Direction: Reproduce this listing in full.
__________________________________________________
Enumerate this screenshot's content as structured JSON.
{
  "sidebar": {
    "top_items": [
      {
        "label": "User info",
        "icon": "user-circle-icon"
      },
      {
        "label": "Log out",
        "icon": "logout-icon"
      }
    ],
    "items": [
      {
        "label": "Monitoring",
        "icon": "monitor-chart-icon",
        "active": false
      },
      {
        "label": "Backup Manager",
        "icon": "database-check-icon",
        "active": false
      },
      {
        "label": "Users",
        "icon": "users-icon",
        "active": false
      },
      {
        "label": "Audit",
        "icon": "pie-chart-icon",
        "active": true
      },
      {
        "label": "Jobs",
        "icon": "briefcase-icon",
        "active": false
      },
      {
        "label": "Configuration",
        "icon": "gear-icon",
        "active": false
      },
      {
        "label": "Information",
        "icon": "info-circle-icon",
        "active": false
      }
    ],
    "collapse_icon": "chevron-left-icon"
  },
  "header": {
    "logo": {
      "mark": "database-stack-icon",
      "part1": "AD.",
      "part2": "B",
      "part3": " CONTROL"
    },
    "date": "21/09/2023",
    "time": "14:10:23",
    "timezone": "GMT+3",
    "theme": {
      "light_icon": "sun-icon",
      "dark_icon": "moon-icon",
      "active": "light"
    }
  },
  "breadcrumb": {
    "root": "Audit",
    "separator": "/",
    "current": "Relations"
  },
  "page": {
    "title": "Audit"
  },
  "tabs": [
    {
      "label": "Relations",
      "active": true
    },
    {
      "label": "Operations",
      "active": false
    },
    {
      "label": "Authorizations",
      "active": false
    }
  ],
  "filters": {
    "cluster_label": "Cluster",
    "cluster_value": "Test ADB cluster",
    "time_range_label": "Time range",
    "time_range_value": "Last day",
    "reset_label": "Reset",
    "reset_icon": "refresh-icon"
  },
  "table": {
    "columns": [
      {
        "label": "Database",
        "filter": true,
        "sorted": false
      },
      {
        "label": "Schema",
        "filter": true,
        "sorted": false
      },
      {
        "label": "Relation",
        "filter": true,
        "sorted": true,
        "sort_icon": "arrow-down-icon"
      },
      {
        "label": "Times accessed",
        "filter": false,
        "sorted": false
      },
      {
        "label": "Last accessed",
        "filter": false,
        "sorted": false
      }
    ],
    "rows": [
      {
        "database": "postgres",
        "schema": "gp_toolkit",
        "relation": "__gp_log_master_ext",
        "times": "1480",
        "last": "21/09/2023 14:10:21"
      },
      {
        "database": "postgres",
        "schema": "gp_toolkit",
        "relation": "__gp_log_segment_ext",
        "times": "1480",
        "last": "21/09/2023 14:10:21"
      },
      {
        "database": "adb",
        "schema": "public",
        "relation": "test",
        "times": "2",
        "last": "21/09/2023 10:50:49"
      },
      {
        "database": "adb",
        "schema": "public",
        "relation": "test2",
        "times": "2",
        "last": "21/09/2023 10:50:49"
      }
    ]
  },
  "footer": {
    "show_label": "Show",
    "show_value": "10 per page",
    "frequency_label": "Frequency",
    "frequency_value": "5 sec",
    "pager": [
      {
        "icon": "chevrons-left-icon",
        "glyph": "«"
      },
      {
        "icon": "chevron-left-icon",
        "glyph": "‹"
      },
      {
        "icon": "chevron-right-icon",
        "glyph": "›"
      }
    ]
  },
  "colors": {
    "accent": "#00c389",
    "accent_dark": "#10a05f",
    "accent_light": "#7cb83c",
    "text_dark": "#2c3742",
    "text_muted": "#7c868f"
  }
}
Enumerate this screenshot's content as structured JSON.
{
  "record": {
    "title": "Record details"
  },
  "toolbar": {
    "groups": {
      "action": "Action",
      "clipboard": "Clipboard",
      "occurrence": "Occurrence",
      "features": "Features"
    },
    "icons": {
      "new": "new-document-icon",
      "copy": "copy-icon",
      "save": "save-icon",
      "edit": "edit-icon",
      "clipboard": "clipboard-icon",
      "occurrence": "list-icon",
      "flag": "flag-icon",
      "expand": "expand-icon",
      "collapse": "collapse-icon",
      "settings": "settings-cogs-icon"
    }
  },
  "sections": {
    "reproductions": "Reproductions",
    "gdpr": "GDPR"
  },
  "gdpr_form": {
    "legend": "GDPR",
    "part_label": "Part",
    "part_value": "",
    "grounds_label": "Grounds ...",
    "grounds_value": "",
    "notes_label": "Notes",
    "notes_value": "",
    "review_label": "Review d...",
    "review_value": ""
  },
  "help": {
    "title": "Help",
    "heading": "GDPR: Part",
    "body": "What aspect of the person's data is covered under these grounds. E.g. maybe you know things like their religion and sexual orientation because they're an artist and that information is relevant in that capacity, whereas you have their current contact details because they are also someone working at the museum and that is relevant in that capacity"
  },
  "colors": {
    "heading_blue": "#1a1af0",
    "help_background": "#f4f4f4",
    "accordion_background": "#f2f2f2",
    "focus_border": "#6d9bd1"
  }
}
__________________________________________________
The answer:
Enumerate this screenshot's content as structured JSON.
{
  "sidebar": {
    "top_items": [
      {
        "label": "User info",
        "icon": "user-circle-icon"
      },
      {
        "label": "Log out",
        "icon": "logout-icon"
      }
    ],
    "items": [
      {
        "label": "Monitoring",
        "icon": "monitor-chart-icon",
        "active": false
      },
      {
        "label": "Backup Manager",
        "icon": "database-check-icon",
        "active": false
      },
      {
        "label": "Users",
        "icon": "users-icon",
        "active": false
      },
      {
        "label": "Audit",
        "icon": "pie-chart-icon",
        "active": true
      },
      {
        "label": "Jobs",
        "icon": "briefcase-icon",
        "active": false
      },
      {
        "label": "Configuration",
        "icon": "gear-icon",
        "active": false
      },
      {
        "label": "Information",
        "icon": "info-circle-icon",
        "active": false
      }
    ],
    "collapse_icon": "chevron-left-icon"
  },
  "header": {
    "logo": {
      "mark": "database-stack-icon",
      "part1": "AD.",
      "part2": "B",
      "part3": " CONTROL"
    },
    "date": "21/09/2023",
    "time": "14:10:23",
    "timezone": "GMT+3",
    "theme": {
      "light_icon": "sun-icon",
      "dark_icon": "moon-icon",
      "active": "light"
    }
  },
  "breadcrumb": {
    "root": "Audit",
    "separator": "/",
    "current": "Relations"
  },
  "page": {
    "title": "Audit"
  },
  "tabs": [
    {
      "label": "Relations",
      "active": true
    },
    {
      "label": "Operations",
      "active": false
    },
    {
      "label": "Authorizations",
      "active": false
    }
  ],
  "filters": {
    "cluster_label": "Cluster",
    "cluster_value": "Test ADB cluster",
    "time_range_label": "Time range",
    "time_range_value": "Last day",
    "reset_label": "Reset",
    "reset_icon": "refresh-icon"
  },
  "table": {
    "columns": [
      {
        "label": "Database",
        "filter": true,
        "sorted": false
      },
      {
        "label": "Schema",
        "filter": true,
        "sorted": false
      },
      {
        "label": "Relation",
        "filter": true,
        "sorted": true,
        "sort_icon": "arrow-down-icon"
      },
      {
        "label": "Times accessed",
        "filter": false,
        "sorted": false
      },
      {
        "label": "Last accessed",
        "filter": false,
        "sorted": false
      }
    ],
    "rows": [
      {
        "database": "postgres",
        "schema": "gp_toolkit",
        "relation": "__gp_log_master_ext",
        "times": "1480",
        "last": "21/09/2023 14:10:21"
      },
      {
        "database": "postgres",
        "schema": "gp_toolkit",
        "relation": "__gp_log_segment_ext",
        "times": "1480",
        "last": "21/09/2023 14:10:21"
      },
      {
        "database": "adb",
        "schema": "public",
        "relation": "test",
        "times": "2",
        "last": "21/09/2023 10:50:49"
      },
      {
        "database": "adb",
        "schema": "public",
        "relation": "test2",
        "times": "2",
        "last": "21/09/2023 10:50:49"
      }
    ]
  },
  "footer": {
    "show_label": "Show",
    "show_value": "10 per page",
    "frequency_label": "Frequency",
    "frequency_value": "5 sec",
    "pager": [
      {
        "icon": "chevrons-left-icon",
        "glyph": "«"
      },
      {
        "icon": "chevron-left-icon",
        "glyph": "‹"
      },
      {
        "icon": "chevron-right-icon",
        "glyph": "›"
      }
    ]
  },
  "colors": {
    "accent": "#00c389",
    "accent_dark": "#10a05f",
    "accent_light": "#7cb83c",
    "text_dark": "#2c3742",
    "text_muted": "#7c868f"
  }
}
Enumerate this screenshot's content as structured JSON.
{
  "record": {
    "title": "Record details"
  },
  "toolbar": {
    "groups": {
      "action": "Action",
      "clipboard": "Clipboard",
      "occurrence": "Occurrence",
      "features": "Features"
    },
    "icons": {
      "new": "new-document-icon",
      "copy": "copy-icon",
      "save": "save-icon",
      "edit": "edit-icon",
      "clipboard": "clipboard-icon",
      "occurrence": "list-icon",
      "flag": "flag-icon",
      "expand": "expand-icon",
      "collapse": "collapse-icon",
      "settings": "settings-cogs-icon"
    }
  },
  "sections": {
    "reproductions": "Reproductions",
    "gdpr": "GDPR"
  },
  "gdpr_form": {
    "legend": "GDPR",
    "part_label": "Part",
    "part_value": "",
    "grounds_label": "Grounds ...",
    "grounds_value": "",
    "notes_label": "Notes",
    "notes_value": "",
    "review_label": "Review d...",
    "review_value": ""
  },
  "help": {
    "title": "Help",
    "heading": "GDPR: Part",
    "body": "What aspect of the person's data is covered under these grounds. E.g. maybe you know things like their religion and sexual orientation because they're an artist and that information is relevant in that capacity, whereas you have their current contact details because they are also someone working at the museum and that is relevant in that capacity"
  },
  "colors": {
    "heading_blue": "#1a1af0",
    "help_background": "#f4f4f4",
    "accordion_background": "#f2f2f2",
    "focus_border": "#6d9bd1"
  }
}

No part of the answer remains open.